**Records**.
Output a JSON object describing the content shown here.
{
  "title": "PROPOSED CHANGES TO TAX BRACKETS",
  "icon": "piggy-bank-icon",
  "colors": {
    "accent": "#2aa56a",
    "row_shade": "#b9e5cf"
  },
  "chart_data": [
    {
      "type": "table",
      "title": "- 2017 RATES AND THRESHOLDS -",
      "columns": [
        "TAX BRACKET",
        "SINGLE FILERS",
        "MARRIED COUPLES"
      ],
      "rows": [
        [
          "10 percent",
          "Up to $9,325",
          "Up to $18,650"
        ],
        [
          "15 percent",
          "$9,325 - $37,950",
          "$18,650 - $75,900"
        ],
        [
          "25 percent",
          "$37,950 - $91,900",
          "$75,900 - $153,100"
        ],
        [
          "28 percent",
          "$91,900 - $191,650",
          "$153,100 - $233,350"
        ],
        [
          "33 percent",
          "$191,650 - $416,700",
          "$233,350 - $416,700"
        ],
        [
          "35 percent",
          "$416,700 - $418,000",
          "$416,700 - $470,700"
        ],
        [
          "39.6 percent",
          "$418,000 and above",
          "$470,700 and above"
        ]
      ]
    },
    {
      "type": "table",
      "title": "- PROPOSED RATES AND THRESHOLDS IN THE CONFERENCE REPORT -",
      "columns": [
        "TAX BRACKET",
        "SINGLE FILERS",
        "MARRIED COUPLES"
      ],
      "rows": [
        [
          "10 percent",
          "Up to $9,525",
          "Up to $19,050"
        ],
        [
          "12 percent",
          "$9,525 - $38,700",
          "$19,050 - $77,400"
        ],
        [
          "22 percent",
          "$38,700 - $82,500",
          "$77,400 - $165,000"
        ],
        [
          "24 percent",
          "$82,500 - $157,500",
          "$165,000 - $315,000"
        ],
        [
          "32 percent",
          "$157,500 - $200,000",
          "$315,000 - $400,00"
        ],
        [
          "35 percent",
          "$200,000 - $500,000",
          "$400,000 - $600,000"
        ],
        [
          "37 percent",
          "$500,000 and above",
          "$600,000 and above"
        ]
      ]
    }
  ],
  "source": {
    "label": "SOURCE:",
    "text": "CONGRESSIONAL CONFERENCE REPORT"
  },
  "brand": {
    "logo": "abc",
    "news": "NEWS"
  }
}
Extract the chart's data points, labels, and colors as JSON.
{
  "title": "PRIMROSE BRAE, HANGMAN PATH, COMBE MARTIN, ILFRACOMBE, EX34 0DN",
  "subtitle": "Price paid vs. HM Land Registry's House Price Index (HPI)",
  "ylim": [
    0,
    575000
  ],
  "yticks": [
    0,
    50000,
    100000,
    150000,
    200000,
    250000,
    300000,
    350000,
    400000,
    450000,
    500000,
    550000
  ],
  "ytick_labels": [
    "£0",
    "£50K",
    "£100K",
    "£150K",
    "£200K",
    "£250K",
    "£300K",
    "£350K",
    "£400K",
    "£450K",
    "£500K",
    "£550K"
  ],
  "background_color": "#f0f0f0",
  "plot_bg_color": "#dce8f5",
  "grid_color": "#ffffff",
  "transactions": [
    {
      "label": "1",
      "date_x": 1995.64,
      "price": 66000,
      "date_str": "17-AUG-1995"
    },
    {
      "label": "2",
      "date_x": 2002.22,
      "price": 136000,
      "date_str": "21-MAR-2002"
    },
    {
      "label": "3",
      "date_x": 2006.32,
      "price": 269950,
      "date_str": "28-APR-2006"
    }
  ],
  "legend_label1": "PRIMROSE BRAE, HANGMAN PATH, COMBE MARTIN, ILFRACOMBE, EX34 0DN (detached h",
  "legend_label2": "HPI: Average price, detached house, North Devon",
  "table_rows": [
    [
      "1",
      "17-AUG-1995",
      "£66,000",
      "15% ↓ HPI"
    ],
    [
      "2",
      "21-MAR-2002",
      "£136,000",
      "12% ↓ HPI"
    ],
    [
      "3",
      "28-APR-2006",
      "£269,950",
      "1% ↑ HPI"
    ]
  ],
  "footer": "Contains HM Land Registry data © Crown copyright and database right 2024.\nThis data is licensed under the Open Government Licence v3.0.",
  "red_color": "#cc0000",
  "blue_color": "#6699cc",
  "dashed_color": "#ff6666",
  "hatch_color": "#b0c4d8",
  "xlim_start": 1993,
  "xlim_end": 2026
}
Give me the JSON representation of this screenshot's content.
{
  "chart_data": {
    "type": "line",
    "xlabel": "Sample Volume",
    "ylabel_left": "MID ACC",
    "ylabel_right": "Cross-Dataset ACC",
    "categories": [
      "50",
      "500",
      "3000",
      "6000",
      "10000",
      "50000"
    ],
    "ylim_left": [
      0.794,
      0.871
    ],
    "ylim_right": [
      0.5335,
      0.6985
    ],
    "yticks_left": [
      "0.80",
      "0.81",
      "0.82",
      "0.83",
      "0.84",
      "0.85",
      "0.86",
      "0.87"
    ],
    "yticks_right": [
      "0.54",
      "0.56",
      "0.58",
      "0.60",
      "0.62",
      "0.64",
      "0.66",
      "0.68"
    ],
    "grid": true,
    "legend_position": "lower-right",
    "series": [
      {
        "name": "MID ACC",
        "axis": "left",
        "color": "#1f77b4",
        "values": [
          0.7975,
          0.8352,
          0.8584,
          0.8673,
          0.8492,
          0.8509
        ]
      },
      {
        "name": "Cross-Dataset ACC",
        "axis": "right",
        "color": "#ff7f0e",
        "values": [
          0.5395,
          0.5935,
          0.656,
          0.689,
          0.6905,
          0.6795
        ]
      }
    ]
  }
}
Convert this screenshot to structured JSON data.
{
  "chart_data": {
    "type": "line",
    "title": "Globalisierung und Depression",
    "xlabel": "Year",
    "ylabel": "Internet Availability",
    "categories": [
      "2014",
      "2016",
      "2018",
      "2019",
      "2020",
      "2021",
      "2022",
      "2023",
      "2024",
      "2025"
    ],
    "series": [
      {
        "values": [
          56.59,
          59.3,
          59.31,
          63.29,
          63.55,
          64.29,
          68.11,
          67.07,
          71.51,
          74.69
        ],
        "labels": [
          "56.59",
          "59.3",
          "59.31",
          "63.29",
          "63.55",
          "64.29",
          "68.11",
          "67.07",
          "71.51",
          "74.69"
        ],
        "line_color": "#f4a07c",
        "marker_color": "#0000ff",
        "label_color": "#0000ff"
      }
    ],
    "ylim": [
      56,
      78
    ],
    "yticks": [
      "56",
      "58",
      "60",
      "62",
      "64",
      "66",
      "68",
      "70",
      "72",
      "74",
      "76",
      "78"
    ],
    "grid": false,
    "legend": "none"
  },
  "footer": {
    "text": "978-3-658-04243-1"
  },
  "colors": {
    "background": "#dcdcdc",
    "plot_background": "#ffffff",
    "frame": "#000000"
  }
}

**TASK DETAILS**. Pick out all lines containing the string "REPORT".

**WRITTEN ANSWER**.
      "title": "- PROPOSED RATES AND THRESHOLDS IN THE CONFERENCE REPORT -",
    "text": "CONGRESSIONAL CONFERENCE REPORT"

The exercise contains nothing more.